-- begin RECORDS SHOWN --

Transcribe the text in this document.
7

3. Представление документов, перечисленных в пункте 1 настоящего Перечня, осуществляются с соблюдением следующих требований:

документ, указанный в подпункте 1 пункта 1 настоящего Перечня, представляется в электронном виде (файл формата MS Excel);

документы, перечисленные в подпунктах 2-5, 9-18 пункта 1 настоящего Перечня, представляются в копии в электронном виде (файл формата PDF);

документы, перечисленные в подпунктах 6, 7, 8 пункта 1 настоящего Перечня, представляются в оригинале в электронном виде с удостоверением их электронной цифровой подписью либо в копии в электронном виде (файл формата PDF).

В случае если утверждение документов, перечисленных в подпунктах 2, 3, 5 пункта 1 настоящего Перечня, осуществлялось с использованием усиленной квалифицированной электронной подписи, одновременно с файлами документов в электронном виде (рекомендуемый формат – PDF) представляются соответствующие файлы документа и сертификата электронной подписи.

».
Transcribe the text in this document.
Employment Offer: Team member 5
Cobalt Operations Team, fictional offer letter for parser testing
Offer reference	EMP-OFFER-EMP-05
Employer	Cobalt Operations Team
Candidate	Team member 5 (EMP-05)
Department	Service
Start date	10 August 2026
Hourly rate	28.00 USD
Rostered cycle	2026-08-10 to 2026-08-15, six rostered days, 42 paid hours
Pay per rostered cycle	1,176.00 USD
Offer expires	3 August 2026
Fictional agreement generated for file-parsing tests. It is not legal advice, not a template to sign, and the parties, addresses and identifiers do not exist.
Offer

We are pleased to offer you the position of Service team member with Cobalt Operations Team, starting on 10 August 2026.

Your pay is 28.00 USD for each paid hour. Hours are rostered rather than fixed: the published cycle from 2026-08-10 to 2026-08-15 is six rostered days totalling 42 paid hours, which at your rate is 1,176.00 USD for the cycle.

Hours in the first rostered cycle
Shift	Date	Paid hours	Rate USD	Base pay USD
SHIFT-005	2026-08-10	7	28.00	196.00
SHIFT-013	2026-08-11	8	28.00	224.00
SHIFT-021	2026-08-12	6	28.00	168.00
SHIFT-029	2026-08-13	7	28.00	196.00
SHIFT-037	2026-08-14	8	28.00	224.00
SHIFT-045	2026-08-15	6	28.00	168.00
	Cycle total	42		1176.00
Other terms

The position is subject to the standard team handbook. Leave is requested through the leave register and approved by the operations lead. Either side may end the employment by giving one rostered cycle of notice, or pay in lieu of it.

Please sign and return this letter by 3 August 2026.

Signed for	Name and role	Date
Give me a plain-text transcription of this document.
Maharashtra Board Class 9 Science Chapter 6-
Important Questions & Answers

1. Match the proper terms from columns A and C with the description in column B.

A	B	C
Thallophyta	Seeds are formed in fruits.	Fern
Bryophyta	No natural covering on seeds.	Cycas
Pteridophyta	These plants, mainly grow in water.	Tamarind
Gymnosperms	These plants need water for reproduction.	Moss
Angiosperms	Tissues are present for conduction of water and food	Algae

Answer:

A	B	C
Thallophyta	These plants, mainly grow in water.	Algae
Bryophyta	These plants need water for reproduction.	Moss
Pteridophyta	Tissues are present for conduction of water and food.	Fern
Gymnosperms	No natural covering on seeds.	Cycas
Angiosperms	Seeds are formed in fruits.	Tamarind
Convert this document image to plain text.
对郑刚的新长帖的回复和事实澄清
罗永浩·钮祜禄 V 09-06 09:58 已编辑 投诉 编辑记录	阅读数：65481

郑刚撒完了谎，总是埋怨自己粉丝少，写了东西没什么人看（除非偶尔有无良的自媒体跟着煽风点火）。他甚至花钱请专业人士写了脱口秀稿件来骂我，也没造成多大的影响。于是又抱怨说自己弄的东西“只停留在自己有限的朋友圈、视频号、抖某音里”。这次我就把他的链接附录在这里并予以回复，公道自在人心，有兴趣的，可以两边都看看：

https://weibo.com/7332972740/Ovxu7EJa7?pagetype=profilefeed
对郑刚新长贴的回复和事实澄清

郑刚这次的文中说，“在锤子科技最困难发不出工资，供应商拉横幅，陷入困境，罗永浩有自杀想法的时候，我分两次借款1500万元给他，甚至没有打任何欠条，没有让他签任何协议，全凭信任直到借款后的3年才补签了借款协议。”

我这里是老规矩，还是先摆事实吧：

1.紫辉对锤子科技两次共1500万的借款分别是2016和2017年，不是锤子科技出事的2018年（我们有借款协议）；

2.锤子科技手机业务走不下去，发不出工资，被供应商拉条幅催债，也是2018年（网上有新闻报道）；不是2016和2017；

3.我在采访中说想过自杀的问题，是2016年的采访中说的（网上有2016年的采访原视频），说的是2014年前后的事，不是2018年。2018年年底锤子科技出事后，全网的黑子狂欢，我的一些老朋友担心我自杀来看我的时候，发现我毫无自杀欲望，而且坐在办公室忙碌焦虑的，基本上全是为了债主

-- end RECORDS SHOWN --

▶ _INSTRUCTIONS TO FOLLOW_:
Transcribe the entire listing above precisely.

▶ _RESULT OF THE TASK_:
Transcribe the text in this document.
7

3. Представление документов, перечисленных в пункте 1 настоящего Перечня, осуществляются с соблюдением следующих требований:

документ, указанный в подпункте 1 пункта 1 настоящего Перечня, представляется в электронном виде (файл формата MS Excel);

документы, перечисленные в подпунктах 2-5, 9-18 пункта 1 настоящего Перечня, представляются в копии в электронном виде (файл формата PDF);

документы, перечисленные в подпунктах 6, 7, 8 пункта 1 настоящего Перечня, представляются в оригинале в электронном виде с удостоверением их электронной цифровой подписью либо в копии в электронном виде (файл формата PDF).

В случае если утверждение документов, перечисленных в подпунктах 2, 3, 5 пункта 1 настоящего Перечня, осуществлялось с использованием усиленной квалифицированной электронной подписи, одновременно с файлами документов в электронном виде (рекомендуемый формат – PDF) представляются соответствующие файлы документа и сертификата электронной подписи.

».
Transcribe the text in this document.
Employment Offer: Team member 5
Cobalt Operations Team, fictional offer letter for parser testing
Offer reference	EMP-OFFER-EMP-05
Employer	Cobalt Operations Team
Candidate	Team member 5 (EMP-05)
Department	Service
Start date	10 August 2026
Hourly rate	28.00 USD
Rostered cycle	2026-08-10 to 2026-08-15, six rostered days, 42 paid hours
Pay per rostered cycle	1,176.00 USD
Offer expires	3 August 2026
Fictional agreement generated for file-parsing tests. It is not legal advice, not a template to sign, and the parties, addresses and identifiers do not exist.
Offer

We are pleased to offer you the position of Service team member with Cobalt Operations Team, starting on 10 August 2026.

Your pay is 28.00 USD for each paid hour. Hours are rostered rather than fixed: the published cycle from 2026-08-10 to 2026-08-15 is six rostered days totalling 42 paid hours, which at your rate is 1,176.00 USD for the cycle.

Hours in the first rostered cycle
Shift	Date	Paid hours	Rate USD	Base pay USD
SHIFT-005	2026-08-10	7	28.00	196.00
SHIFT-013	2026-08-11	8	28.00	224.00
SHIFT-021	2026-08-12	6	28.00	168.00
SHIFT-029	2026-08-13	7	28.00	196.00
SHIFT-037	2026-08-14	8	28.00	224.00
SHIFT-045	2026-08-15	6	28.00	168.00
	Cycle total	42		1176.00
Other terms

The position is subject to the standard team handbook. Leave is requested through the leave register and approved by the operations lead. Either side may end the employment by giving one rostered cycle of notice, or pay in lieu of it.

Please sign and return this letter by 3 August 2026.

Signed for	Name and role	Date
Give me a plain-text transcription of this document.
Maharashtra Board Class 9 Science Chapter 6-
Important Questions & Answers

1. Match the proper terms from columns A and C with the description in column B.

A	B	C
Thallophyta	Seeds are formed in fruits.	Fern
Bryophyta	No natural covering on seeds.	Cycas
Pteridophyta	These plants, mainly grow in water.	Tamarind
Gymnosperms	These plants need water for reproduction.	Moss
Angiosperms	Tissues are present for conduction of water and food	Algae

Answer:

A	B	C
Thallophyta	These plants, mainly grow in water.	Algae
Bryophyta	These plants need water for reproduction.	Moss
Pteridophyta	Tissues are present for conduction of water and food.	Fern
Gymnosperms	No natural covering on seeds.	Cycas
Angiosperms	Seeds are formed in fruits.	Tamarind
Convert this document image to plain text.
对郑刚的新长帖的回复和事实澄清
罗永浩·钮祜禄 V 09-06 09:58 已编辑 投诉 编辑记录	阅读数：65481

郑刚撒完了谎，总是埋怨自己粉丝少，写了东西没什么人看（除非偶尔有无良的自媒体跟着煽风点火）。他甚至花钱请专业人士写了脱口秀稿件来骂我，也没造成多大的影响。于是又抱怨说自己弄的东西“只停留在自己有限的朋友圈、视频号、抖某音里”。这次我就把他的链接附录在这里并予以回复，公道自在人心，有兴趣的，可以两边都看看：

https://weibo.com/7332972740/Ovxu7EJa7?pagetype=profilefeed
对郑刚新长贴的回复和事实澄清

郑刚这次的文中说，“在锤子科技最困难发不出工资，供应商拉横幅，陷入困境，罗永浩有自杀想法的时候，我分两次借款1500万元给他，甚至没有打任何欠条，没有让他签任何协议，全凭信任直到借款后的3年才补签了借款协议。”

我这里是老规矩，还是先摆事实吧：

1.紫辉对锤子科技两次共1500万的借款分别是2016和2017年，不是锤子科技出事的2018年（我们有借款协议）；

2.锤子科技手机业务走不下去，发不出工资，被供应商拉条幅催债，也是2018年（网上有新闻报道）；不是2016和2017；

3.我在采访中说想过自杀的问题，是2016年的采访中说的（网上有2016年的采访原视频），说的是2014年前后的事，不是2018年。2018年年底锤子科技出事后，全网的黑子狂欢，我的一些老朋友担心我自杀来看我的时候，发现我毫无自杀欲望，而且坐在办公室忙碌焦虑的，基本上全是为了债主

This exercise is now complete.